§ **INPUT RECORDS**:

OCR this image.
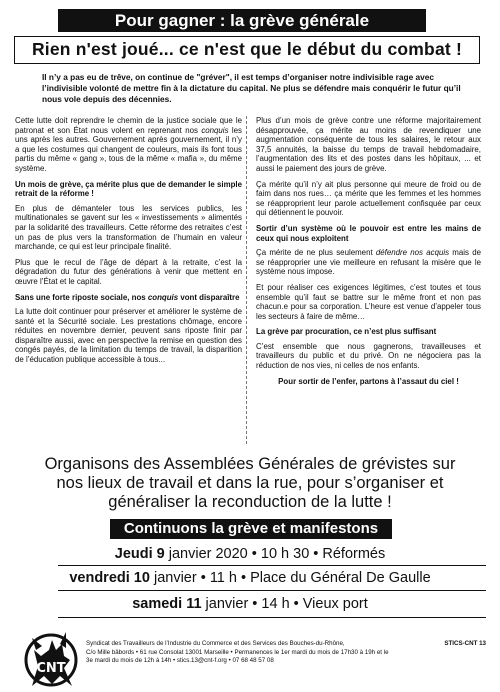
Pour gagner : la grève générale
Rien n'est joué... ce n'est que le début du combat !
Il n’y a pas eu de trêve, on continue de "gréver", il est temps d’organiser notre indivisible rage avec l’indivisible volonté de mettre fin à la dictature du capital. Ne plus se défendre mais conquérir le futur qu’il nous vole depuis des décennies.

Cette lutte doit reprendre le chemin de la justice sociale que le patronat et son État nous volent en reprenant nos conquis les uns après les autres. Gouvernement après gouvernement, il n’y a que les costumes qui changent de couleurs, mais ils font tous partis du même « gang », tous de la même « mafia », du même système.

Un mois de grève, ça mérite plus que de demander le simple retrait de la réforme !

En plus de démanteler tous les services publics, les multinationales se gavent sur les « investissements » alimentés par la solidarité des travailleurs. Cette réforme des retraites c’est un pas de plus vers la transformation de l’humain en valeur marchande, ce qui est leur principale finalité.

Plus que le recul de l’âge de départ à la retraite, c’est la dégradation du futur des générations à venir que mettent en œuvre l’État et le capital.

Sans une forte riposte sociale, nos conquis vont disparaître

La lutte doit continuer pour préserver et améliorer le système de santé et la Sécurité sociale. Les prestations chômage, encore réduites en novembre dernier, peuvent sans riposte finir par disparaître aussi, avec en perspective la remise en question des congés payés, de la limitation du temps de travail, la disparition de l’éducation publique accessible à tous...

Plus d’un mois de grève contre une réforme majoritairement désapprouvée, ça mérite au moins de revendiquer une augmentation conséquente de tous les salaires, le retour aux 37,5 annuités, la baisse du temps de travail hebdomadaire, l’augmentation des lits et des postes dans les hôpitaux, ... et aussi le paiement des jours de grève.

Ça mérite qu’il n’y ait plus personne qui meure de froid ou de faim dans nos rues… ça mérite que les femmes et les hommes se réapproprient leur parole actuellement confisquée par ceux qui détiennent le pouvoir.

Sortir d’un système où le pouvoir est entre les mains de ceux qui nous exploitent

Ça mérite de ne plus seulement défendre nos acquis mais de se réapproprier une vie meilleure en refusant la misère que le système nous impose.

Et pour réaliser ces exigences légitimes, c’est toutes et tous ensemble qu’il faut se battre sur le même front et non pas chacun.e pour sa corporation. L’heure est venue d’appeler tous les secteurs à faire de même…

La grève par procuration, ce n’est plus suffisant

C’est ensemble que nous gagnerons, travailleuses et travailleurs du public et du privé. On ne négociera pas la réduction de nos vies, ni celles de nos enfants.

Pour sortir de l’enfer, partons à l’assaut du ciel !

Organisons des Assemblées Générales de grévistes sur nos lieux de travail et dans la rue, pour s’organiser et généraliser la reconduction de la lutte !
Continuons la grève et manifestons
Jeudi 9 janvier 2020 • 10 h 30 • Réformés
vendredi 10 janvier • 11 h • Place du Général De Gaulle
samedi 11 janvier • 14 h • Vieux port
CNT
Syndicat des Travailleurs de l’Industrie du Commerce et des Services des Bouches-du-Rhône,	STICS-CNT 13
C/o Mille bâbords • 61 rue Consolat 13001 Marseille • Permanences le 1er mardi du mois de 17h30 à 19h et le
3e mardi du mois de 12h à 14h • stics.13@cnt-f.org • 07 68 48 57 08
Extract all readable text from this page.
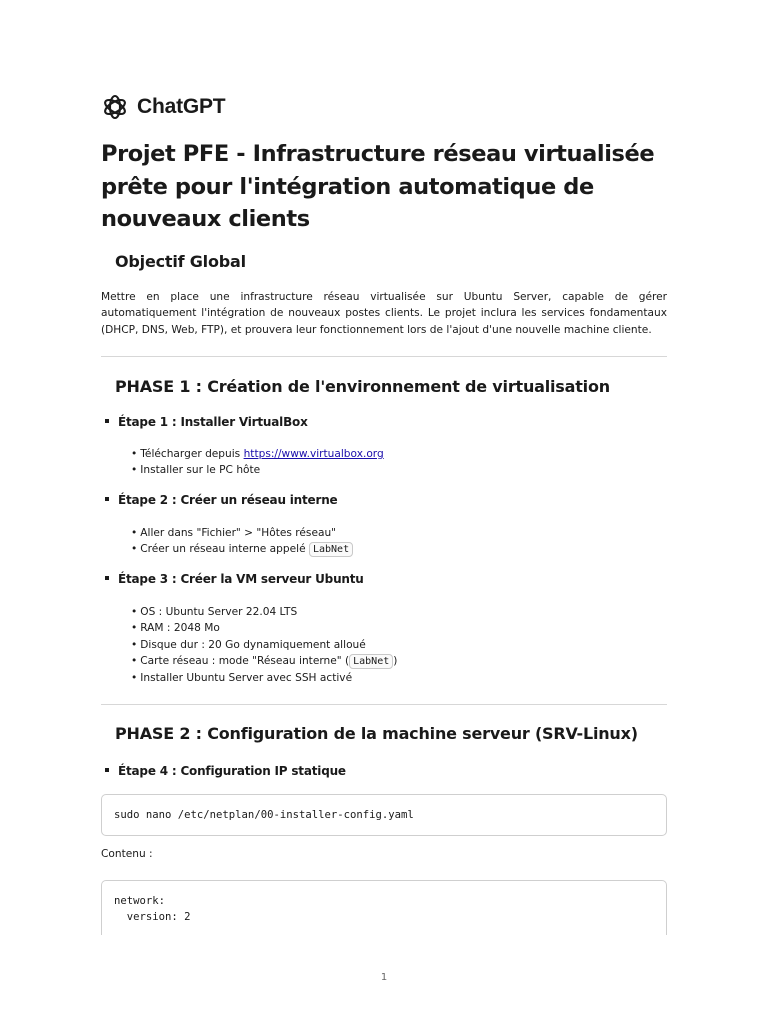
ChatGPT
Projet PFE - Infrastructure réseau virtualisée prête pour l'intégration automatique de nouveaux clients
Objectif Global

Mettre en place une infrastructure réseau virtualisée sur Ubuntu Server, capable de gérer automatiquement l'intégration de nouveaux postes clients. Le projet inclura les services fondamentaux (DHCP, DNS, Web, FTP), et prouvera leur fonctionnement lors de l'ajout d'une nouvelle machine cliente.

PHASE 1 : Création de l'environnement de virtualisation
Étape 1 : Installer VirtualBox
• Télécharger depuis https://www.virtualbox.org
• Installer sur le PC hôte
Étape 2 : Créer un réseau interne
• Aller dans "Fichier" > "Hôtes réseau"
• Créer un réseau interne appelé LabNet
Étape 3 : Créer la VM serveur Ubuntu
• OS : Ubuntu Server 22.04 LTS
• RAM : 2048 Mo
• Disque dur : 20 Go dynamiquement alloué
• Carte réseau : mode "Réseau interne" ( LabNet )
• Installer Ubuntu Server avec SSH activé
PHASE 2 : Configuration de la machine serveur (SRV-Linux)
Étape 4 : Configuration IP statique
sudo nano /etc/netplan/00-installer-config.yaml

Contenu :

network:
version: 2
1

--

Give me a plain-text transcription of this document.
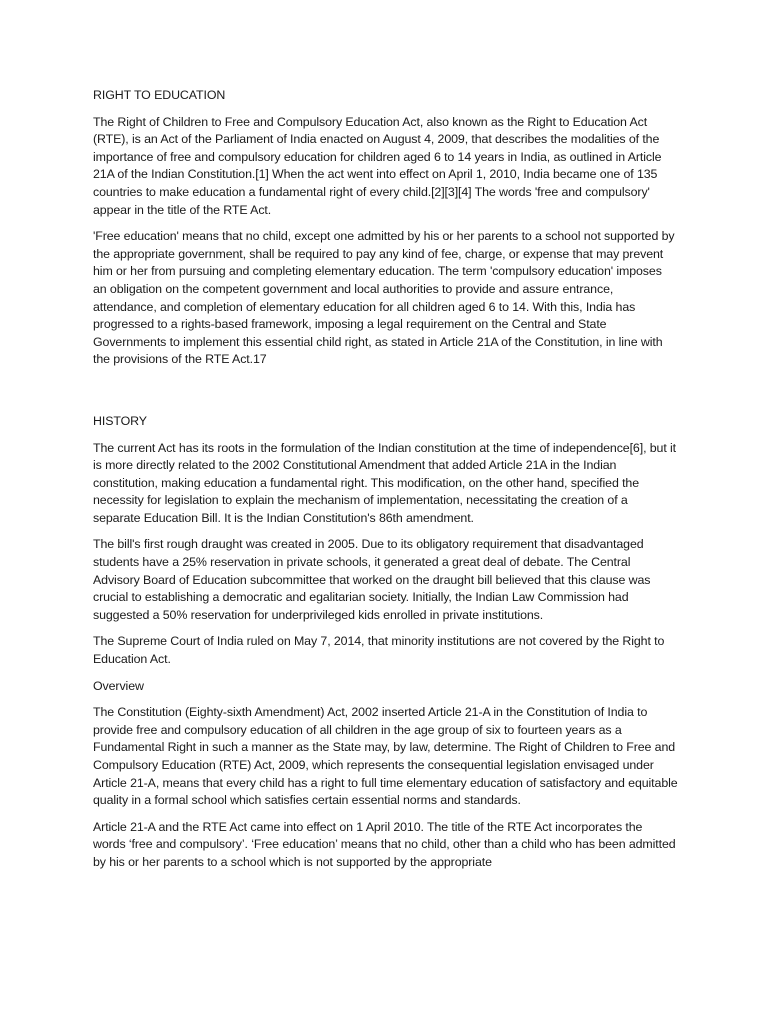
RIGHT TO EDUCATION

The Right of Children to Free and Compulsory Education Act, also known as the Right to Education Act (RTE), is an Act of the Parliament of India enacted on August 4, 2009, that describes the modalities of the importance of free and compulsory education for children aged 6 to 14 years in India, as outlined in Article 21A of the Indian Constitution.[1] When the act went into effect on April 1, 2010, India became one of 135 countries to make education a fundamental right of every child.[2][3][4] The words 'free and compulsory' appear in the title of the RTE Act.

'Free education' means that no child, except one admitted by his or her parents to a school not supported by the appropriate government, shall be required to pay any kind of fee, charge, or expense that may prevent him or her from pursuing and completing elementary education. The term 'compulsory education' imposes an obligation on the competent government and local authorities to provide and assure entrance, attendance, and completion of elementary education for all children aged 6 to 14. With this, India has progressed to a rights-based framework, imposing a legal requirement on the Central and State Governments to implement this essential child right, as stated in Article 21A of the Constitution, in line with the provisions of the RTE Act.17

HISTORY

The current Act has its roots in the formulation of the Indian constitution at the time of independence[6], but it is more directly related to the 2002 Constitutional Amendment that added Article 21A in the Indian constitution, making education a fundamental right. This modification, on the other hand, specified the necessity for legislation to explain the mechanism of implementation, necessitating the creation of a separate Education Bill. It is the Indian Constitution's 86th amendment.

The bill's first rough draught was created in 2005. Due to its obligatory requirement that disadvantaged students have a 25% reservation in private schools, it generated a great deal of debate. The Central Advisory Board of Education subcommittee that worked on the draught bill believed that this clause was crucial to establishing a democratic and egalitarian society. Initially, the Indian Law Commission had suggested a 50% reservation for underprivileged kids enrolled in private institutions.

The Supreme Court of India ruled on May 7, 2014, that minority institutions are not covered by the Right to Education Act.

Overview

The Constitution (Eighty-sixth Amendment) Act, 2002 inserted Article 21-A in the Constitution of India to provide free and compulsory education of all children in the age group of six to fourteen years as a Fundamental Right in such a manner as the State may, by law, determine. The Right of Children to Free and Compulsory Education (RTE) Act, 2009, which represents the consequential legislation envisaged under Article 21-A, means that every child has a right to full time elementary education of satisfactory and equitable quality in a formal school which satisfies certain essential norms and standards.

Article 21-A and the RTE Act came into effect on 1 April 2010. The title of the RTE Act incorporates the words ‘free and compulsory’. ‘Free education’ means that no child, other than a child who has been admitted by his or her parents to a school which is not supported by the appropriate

§ **WORK TO BE COMPLETED**:
Copy every line that includes the string "depuis" from the material above.

§ **WRITTEN ANSWER**:
Il n’y a pas eu de trêve, on continue de "gréver", il est temps d’organiser notre indivisible rage avec l’indivisible volonté de mettre fin à la dictature du capital. Ne plus se défendre mais conquérir le futur qu’il nous vole depuis des décennies.
• Télécharger depuis https://www.virtualbox.org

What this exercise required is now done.